(Письменное задание A):
Переведите на английский язык предложение из текста для чтения: «А вскоре после этого кончился папин отпуск, и мы вернулись в Берлин».

##### Текст для чтения #####

Окнами на Сретенку. Лора Беленкина
Во дворе замка собралось так много народу, что мы толком не увидели представления, которое там разыгрывалось, танцующих девушек в белых одеяниях; они были как странные фантастические птицы.
Вечером Харро со своей мамой пошли провожать нас на поезд.
А вскоре после этого кончился папин отпуск, и мы вернулись в Берлин.
Конец 1927-го, 1928 и 1929 годы немного слились в моей памяти, и я зачастую не могу вспомнить точно, когда именно что было, поэтому часть моих последующие записок идет без точных дат и передает лишь общее впечатление о тех годах; расположены эти отрывки несколько сумбурно.
Берлин тех лет был грешен и соблазнителен. Конечно, я и слов таких не знала в свои 4–6 лет, но была очень восприимчива к его разнообразным впечатлениям. И часто что-то неведомое и непонятное наполняло меня странной тоской. Был Берлин – ясный, понятный и красивый, Берлин наших с папой воскресных прогулок по ренессансному центру: Шпрее, Тиргартен, Рейхстаг, Музей на острове, парки с разнообразными скульптурами, Груневальд и Тегель.
Еще был Берлин особняков, скрытых за садами, около них гуляли нарядно разодетые дети. Однажды мы с Харро и Диклетом, отделившись на прогулке от наших мам, стали дразнить этих детей и швырять в них каштаны, в ответ полетели камешки, и нас еле угомонили. Видимо, прорвалась извечная ненависть более бедных к богатым.
Или прохладное солнечное воскресенье, весна, синее небо; где-то на одной из окраин среди изумрудного газона на возвышении – ослепительно белое здание, почти все из стекла: выставка “Свет – газ – вода”. Много людей; папе все интересно, он восхищен: “Вот чего достигла техника!” Я совсем не помню, что было внутри, на этой выставке, осталось только чувство радости.

##### Записи для работы #####

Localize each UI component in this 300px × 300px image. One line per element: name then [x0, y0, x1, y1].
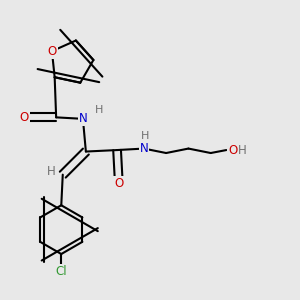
Text: O: O	[114, 177, 123, 190]
Text: H: H	[238, 144, 247, 157]
Text: H: H	[140, 131, 149, 141]
Text: H: H	[95, 105, 103, 115]
Text: O: O	[47, 45, 57, 58]
Text: H: H	[46, 165, 55, 178]
Text: O: O	[20, 111, 29, 124]
Text: O: O	[228, 144, 238, 157]
Text: N: N	[79, 112, 87, 125]
Text: Cl: Cl	[56, 266, 67, 278]
Text: N: N	[140, 142, 148, 155]
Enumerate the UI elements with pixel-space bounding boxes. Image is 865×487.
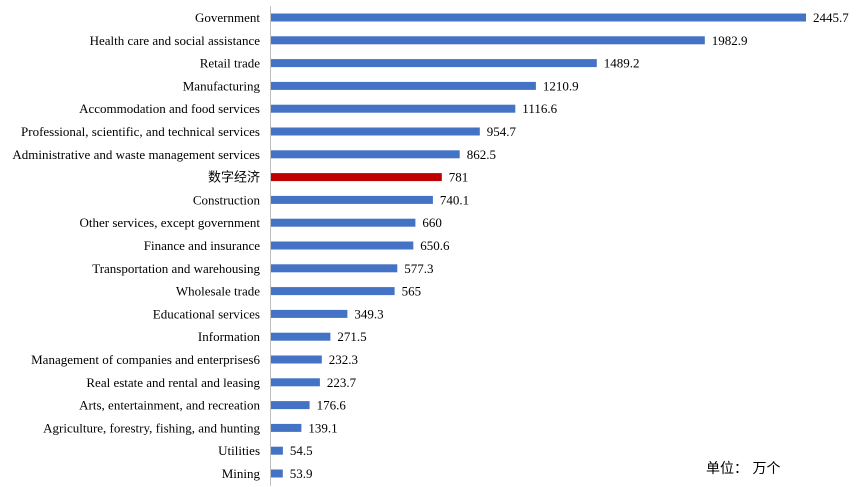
value-label: 271.5	[337, 329, 366, 344]
category-label: Other services, except government	[80, 215, 261, 230]
value-label: 781	[449, 170, 469, 185]
bar	[271, 264, 398, 273]
bar	[271, 36, 705, 45]
value-label: 740.1	[440, 192, 469, 207]
value-label: 954.7	[487, 124, 517, 139]
unit-note: 单位： 万个	[706, 461, 781, 477]
category-label: Information	[198, 329, 261, 344]
category-label: Management of companies and enterprises6	[31, 352, 260, 367]
bar	[271, 469, 283, 478]
value-label: 139.1	[308, 420, 337, 435]
value-label: 660	[422, 215, 442, 230]
category-label: Finance and insurance	[144, 238, 260, 253]
category-label: Accommodation and food services	[79, 101, 260, 116]
bar	[271, 446, 283, 455]
bar	[271, 423, 302, 432]
category-label: 数字经济	[208, 170, 260, 185]
bar	[271, 195, 433, 204]
category-labels-group: Government Health care and social assista…	[12, 10, 260, 481]
category-label: Arts, entertainment, and recreation	[79, 398, 260, 413]
value-label: 1489.2	[604, 56, 640, 71]
category-label: Educational services	[153, 306, 260, 321]
bar	[271, 332, 331, 341]
value-label: 232.3	[329, 352, 358, 367]
value-labels-group: 2445.7 1982.9 1489.2 1210.9 1116.6 954.7 862.5…	[290, 10, 849, 481]
category-label: Government	[195, 10, 260, 25]
value-label: 349.3	[354, 306, 383, 321]
value-label: 1210.9	[543, 78, 579, 93]
category-label: Wholesale trade	[176, 284, 260, 299]
bars-group	[271, 13, 806, 478]
bar	[271, 241, 414, 250]
category-label: Manufacturing	[183, 78, 261, 93]
bar	[271, 401, 310, 410]
value-label: 565	[402, 284, 422, 299]
value-label: 53.9	[290, 466, 313, 481]
bar	[271, 378, 320, 387]
bar	[271, 104, 516, 113]
bar	[271, 150, 460, 159]
value-label: 2445.7	[813, 10, 849, 25]
category-label: Administrative and waste management serv…	[12, 147, 260, 162]
category-label: Real estate and rental and leasing	[86, 375, 260, 390]
value-label: 650.6	[420, 238, 450, 253]
bar	[271, 218, 416, 227]
category-label: Transportation and warehousing	[92, 261, 260, 276]
bar	[271, 59, 597, 68]
bar	[271, 13, 806, 22]
category-label: Agriculture, forestry, fishing, and hunt…	[43, 420, 260, 435]
bar	[271, 81, 536, 90]
value-label: 1982.9	[712, 33, 748, 48]
bar	[271, 309, 348, 318]
value-label: 862.5	[467, 147, 496, 162]
value-label: 54.5	[290, 443, 313, 458]
category-label: Retail trade	[200, 56, 261, 71]
value-label: 223.7	[327, 375, 357, 390]
category-label: Mining	[222, 466, 261, 481]
value-label: 1116.6	[522, 101, 557, 116]
bar	[271, 287, 395, 296]
category-label: Professional, scientific, and technical …	[21, 124, 260, 139]
bar-highlight	[271, 173, 442, 182]
bar	[271, 355, 322, 364]
value-label: 176.6	[317, 398, 347, 413]
category-label: Health care and social assistance	[90, 33, 261, 48]
category-label: Utilities	[218, 443, 260, 458]
category-label: Construction	[193, 192, 261, 207]
value-label: 577.3	[404, 261, 433, 276]
bar	[271, 127, 480, 136]
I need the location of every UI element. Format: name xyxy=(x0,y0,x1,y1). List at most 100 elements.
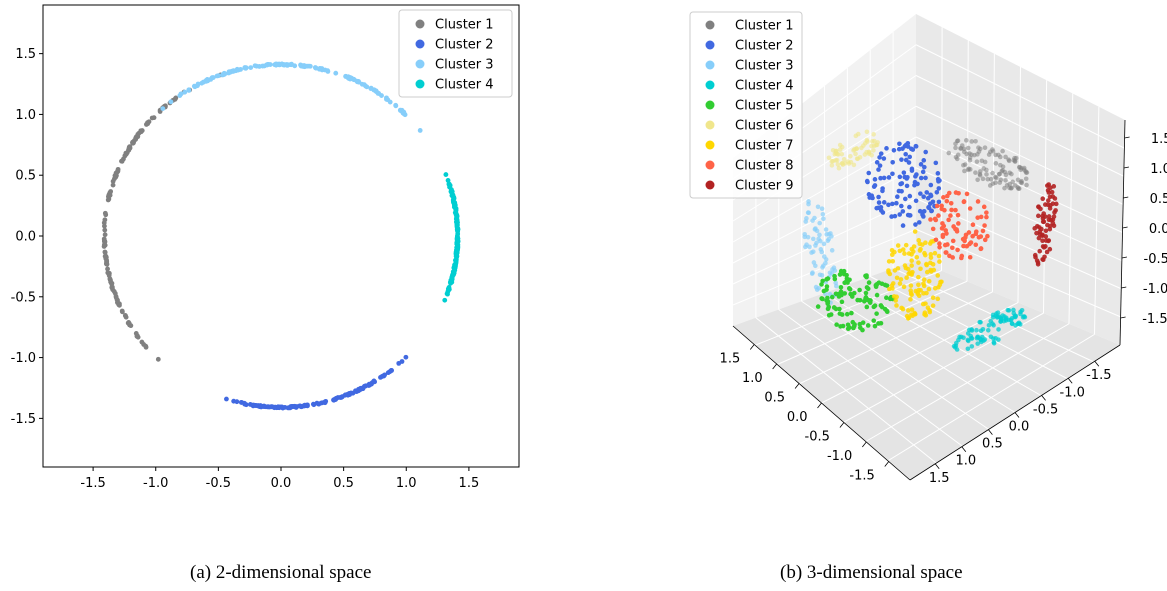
data-point xyxy=(980,176,986,182)
data-point xyxy=(990,147,995,152)
data-point xyxy=(110,182,116,188)
data-point xyxy=(932,250,938,256)
data-point xyxy=(242,400,247,406)
data-point xyxy=(818,238,823,244)
x-tick-label: 1.0 xyxy=(396,476,417,491)
z-tick-mark xyxy=(1124,136,1130,139)
data-point xyxy=(984,172,989,177)
data-point xyxy=(449,188,455,194)
data-point xyxy=(833,280,839,286)
data-point xyxy=(985,327,991,333)
data-point xyxy=(909,258,914,263)
data-point xyxy=(906,160,912,165)
data-point xyxy=(872,177,878,182)
data-point xyxy=(921,194,926,200)
data-point xyxy=(178,91,184,97)
data-point xyxy=(905,174,910,180)
data-point xyxy=(333,70,339,76)
data-point xyxy=(978,246,984,251)
data-point xyxy=(809,271,815,276)
data-point xyxy=(844,276,850,281)
data-point xyxy=(991,336,996,341)
data-point xyxy=(871,132,876,137)
data-point xyxy=(880,188,885,194)
data-point xyxy=(928,252,934,257)
data-point xyxy=(965,145,971,151)
data-point xyxy=(1052,210,1057,215)
data-point xyxy=(934,189,940,195)
data-point xyxy=(887,271,893,277)
data-point xyxy=(345,74,351,80)
data-point xyxy=(1003,154,1008,160)
data-point xyxy=(903,151,908,157)
legend-frame xyxy=(689,11,803,199)
data-point xyxy=(894,275,900,281)
data-point xyxy=(918,246,923,252)
data-point xyxy=(368,85,374,91)
z-tick-mark xyxy=(1123,166,1130,169)
points-2d xyxy=(101,61,461,411)
data-point xyxy=(252,63,258,69)
x-tick-label: -0.5 xyxy=(206,476,231,491)
z-tick-mark xyxy=(1123,196,1129,199)
data-point xyxy=(443,172,449,177)
data-point xyxy=(930,262,936,267)
data-point xyxy=(920,301,926,307)
data-point xyxy=(841,268,847,274)
data-point xyxy=(1036,235,1042,241)
data-point xyxy=(909,168,915,173)
data-point xyxy=(907,193,913,199)
data-point xyxy=(322,399,327,405)
data-point xyxy=(106,193,112,199)
data-point xyxy=(921,277,927,282)
data-point xyxy=(824,284,830,289)
data-point xyxy=(925,305,931,311)
data-point xyxy=(1038,206,1043,212)
data-point xyxy=(955,247,960,253)
data-point xyxy=(909,263,914,268)
data-point xyxy=(956,221,961,226)
data-point xyxy=(1022,314,1028,320)
data-point xyxy=(1039,226,1044,232)
data-point xyxy=(186,87,192,93)
x-tick-label: -1.5 xyxy=(80,476,105,491)
z-tick-label: -0.5 xyxy=(1144,252,1167,267)
data-point xyxy=(823,260,828,266)
data-point xyxy=(980,228,986,234)
data-point xyxy=(953,207,958,213)
data-point xyxy=(936,213,941,218)
data-point xyxy=(874,281,880,287)
data-point xyxy=(450,271,456,277)
axis-z xyxy=(1119,119,1126,346)
data-point xyxy=(802,231,808,237)
data-point xyxy=(890,171,895,177)
legend-label: Cluster 1 xyxy=(735,19,794,34)
data-point xyxy=(877,163,883,168)
data-point xyxy=(877,155,882,160)
data-point xyxy=(102,223,107,229)
data-point xyxy=(969,344,975,349)
data-point xyxy=(907,154,913,160)
data-point xyxy=(886,202,891,208)
data-point xyxy=(922,252,928,258)
left-axis-tick-label: 0.5 xyxy=(764,390,785,405)
data-point xyxy=(127,145,133,151)
data-point xyxy=(316,401,322,407)
data-point xyxy=(842,280,847,286)
data-point xyxy=(1024,182,1029,188)
grid-line xyxy=(732,105,917,222)
data-point xyxy=(113,294,119,299)
data-point xyxy=(856,131,861,137)
caption-3d: (b) 3-dimensional space xyxy=(780,562,963,583)
data-point xyxy=(937,259,942,264)
data-point xyxy=(145,120,150,126)
data-point xyxy=(937,245,942,250)
data-point xyxy=(924,261,929,267)
data-point xyxy=(871,304,877,310)
data-point xyxy=(910,147,916,152)
data-point xyxy=(455,245,461,251)
data-point xyxy=(921,214,926,219)
z-tick-mark xyxy=(1120,316,1126,319)
data-point xyxy=(908,288,913,293)
data-point xyxy=(113,170,119,176)
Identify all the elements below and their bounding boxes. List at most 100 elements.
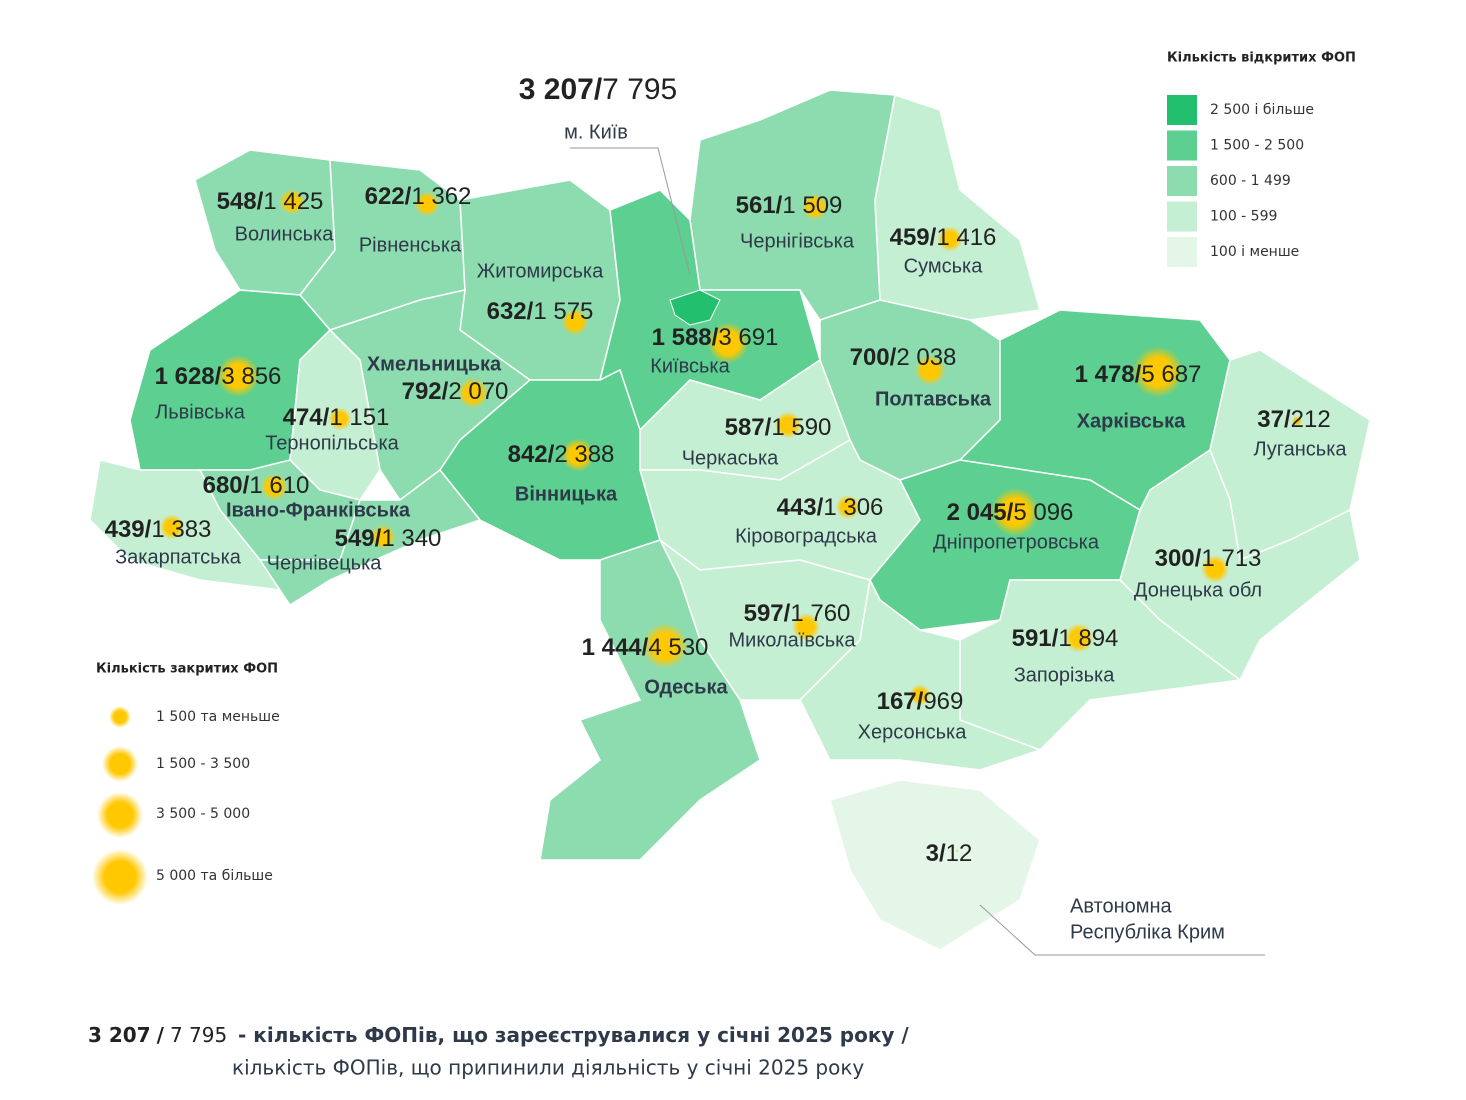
legend-label: 1 500 - 3 500 (156, 756, 250, 772)
region-name: Чернігівська (740, 230, 855, 252)
closed-bubble (370, 524, 396, 550)
closed-count: 2 388 (554, 441, 614, 468)
opened-count: 1 588 (652, 324, 712, 351)
region-name: Черкаська (682, 447, 779, 469)
separator: / (145, 516, 152, 543)
region-shape (874, 94, 1041, 321)
separator: / (215, 363, 222, 390)
legend-label: 3 500 - 5 000 (156, 806, 250, 822)
region-name: Львівська (155, 401, 246, 423)
closed-count: 1 340 (381, 525, 441, 552)
region-count: 591/1 894 (1012, 625, 1119, 652)
region-count: 587/1 590 (725, 414, 832, 441)
separator: / (1284, 406, 1291, 433)
separator: / (548, 441, 555, 468)
closed-count: 3 691 (718, 324, 778, 351)
legend-swatch (1167, 237, 1197, 267)
closed-bubble (835, 494, 861, 520)
closed-bubble (1132, 346, 1184, 398)
region-name: Республіка Крим (1070, 921, 1225, 943)
region-count: 700/2 038 (850, 344, 957, 371)
region-name: Вінницька (515, 483, 618, 505)
closed-count: 1 383 (151, 516, 211, 543)
region-name: Кіровоградська (735, 525, 878, 547)
region-name: Київська (650, 355, 730, 377)
opened-count: 622 (365, 183, 405, 210)
legend-swatch (1167, 130, 1197, 161)
closed-bubble (642, 623, 688, 669)
region-count: 474/1 151 (283, 404, 390, 431)
legend-bubble (109, 706, 131, 728)
region-count: 632/1 575 (487, 298, 594, 325)
separator: / (890, 344, 897, 371)
footer-line: 3 207/7 795 - кількість ФОПів, що зареєст… (88, 1023, 909, 1047)
opened-count: 561 (736, 192, 776, 219)
closed-count: 1 151 (329, 404, 389, 431)
opened-count: 842 (508, 441, 548, 468)
region-count: 1 444/4 530 (582, 634, 709, 661)
separator: / (157, 1023, 165, 1047)
separator: / (1007, 499, 1014, 526)
separator: / (939, 840, 946, 867)
separator: / (527, 298, 534, 325)
closed-bubble (159, 514, 185, 540)
legend-title: Кількість відкритих ФОП (1167, 51, 1356, 66)
closed-count: 4 530 (648, 634, 708, 661)
closed-count: 7 795 (602, 73, 677, 106)
footer-opened: 3 207 (88, 1023, 151, 1047)
opened-count: 439 (105, 516, 145, 543)
separator: / (323, 404, 330, 431)
region-name: Полтавська (875, 388, 992, 410)
legend-label: 100 - 599 (1210, 209, 1277, 225)
closed-count: 1 713 (1201, 545, 1261, 572)
region-name: Рівненська (359, 234, 462, 256)
region-name: Автономна (1070, 895, 1173, 917)
region-name: Івано-Франківська (226, 499, 411, 521)
opened-count: 700 (850, 344, 890, 371)
opened-count: 474 (283, 404, 324, 431)
footer-text: кількість ФОПів, що припинили діяльність… (232, 1056, 864, 1080)
opened-count: 587 (725, 414, 765, 441)
closed-count: 3 856 (221, 363, 281, 390)
opened-count: 632 (487, 298, 527, 325)
closed-bubble (328, 407, 352, 431)
opened-count: 680 (203, 472, 243, 499)
legend-label: 1 500 - 2 500 (1210, 138, 1304, 154)
closed-count: 1 590 (771, 414, 831, 441)
separator: / (930, 224, 937, 251)
closed-bubble (561, 438, 595, 472)
region-count: 300/1 713 (1155, 545, 1262, 572)
legend-swatch (1167, 166, 1197, 196)
separator: / (642, 634, 649, 661)
opened-count: 167 (877, 688, 917, 715)
separator: / (712, 324, 719, 351)
opened-count: 548 (217, 188, 257, 215)
opened-count: 597 (744, 600, 784, 627)
region-name: Донецька обл (1134, 579, 1262, 601)
legend-swatch (1167, 201, 1197, 232)
opened-count: 549 (335, 525, 375, 552)
region-name: Чернівецька (267, 552, 383, 574)
region-name: Хмельницька (367, 353, 502, 375)
region-count: 2 045/5 096 (947, 499, 1074, 526)
region-count: 459/1 416 (890, 224, 997, 251)
closed-bubble (1200, 554, 1230, 584)
separator: / (375, 525, 382, 552)
region-count: 1 628/3 856 (155, 363, 282, 390)
region-count: 3/12 (926, 840, 973, 867)
closed-count: 969 (923, 688, 963, 715)
opened-count: 3 (926, 840, 939, 867)
footer-text: - кількість ФОПів, що зареєструвалися у … (238, 1023, 909, 1047)
separator: / (917, 688, 924, 715)
region-count: 842/2 388 (508, 441, 615, 468)
closed-count: 1 362 (411, 183, 471, 210)
closed-bubble (914, 354, 946, 386)
region-shape (799, 577, 1043, 771)
closed-count: 212 (1291, 406, 1331, 433)
separator: / (817, 494, 824, 521)
region-name: Одеська (644, 676, 728, 698)
capital-name: м. Київ (564, 121, 628, 143)
legend-label: 1 500 та меньше (156, 709, 280, 725)
closed-count: 1 610 (249, 472, 309, 499)
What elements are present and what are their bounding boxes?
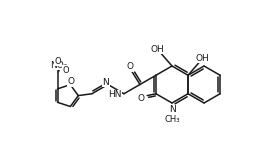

#####

(Письменное задание B):
Выпишите из записей в неизменном виде строки начиная со строки, содержащей «177, 123, 190]», и заканчивая строкой, содержащей «Enumerate the UI», включая обе эти строки.

(Ответ к упражнению A):
Soon after that, Dad's leave came to an end, and we returned to Berlin.

(Ответ к упражнению B):
Text: O: O	[114, 177, 123, 190]
Text: H: H	[238, 144, 247, 157]
Text: H: H	[140, 131, 149, 141]
Text: H: H	[95, 105, 103, 115]
Text: O: O	[47, 45, 57, 58]
Text: H: H	[46, 165, 55, 178]
Text: O: O	[20, 111, 29, 124]
Text: O: O	[228, 144, 238, 157]
Text: N: N	[79, 112, 87, 125]
Text: Cl: Cl	[56, 266, 67, 278]
Text: N: N	[140, 142, 148, 155]
Enumerate the UI elements with pixel-space bounding boxes. Image is 865×487.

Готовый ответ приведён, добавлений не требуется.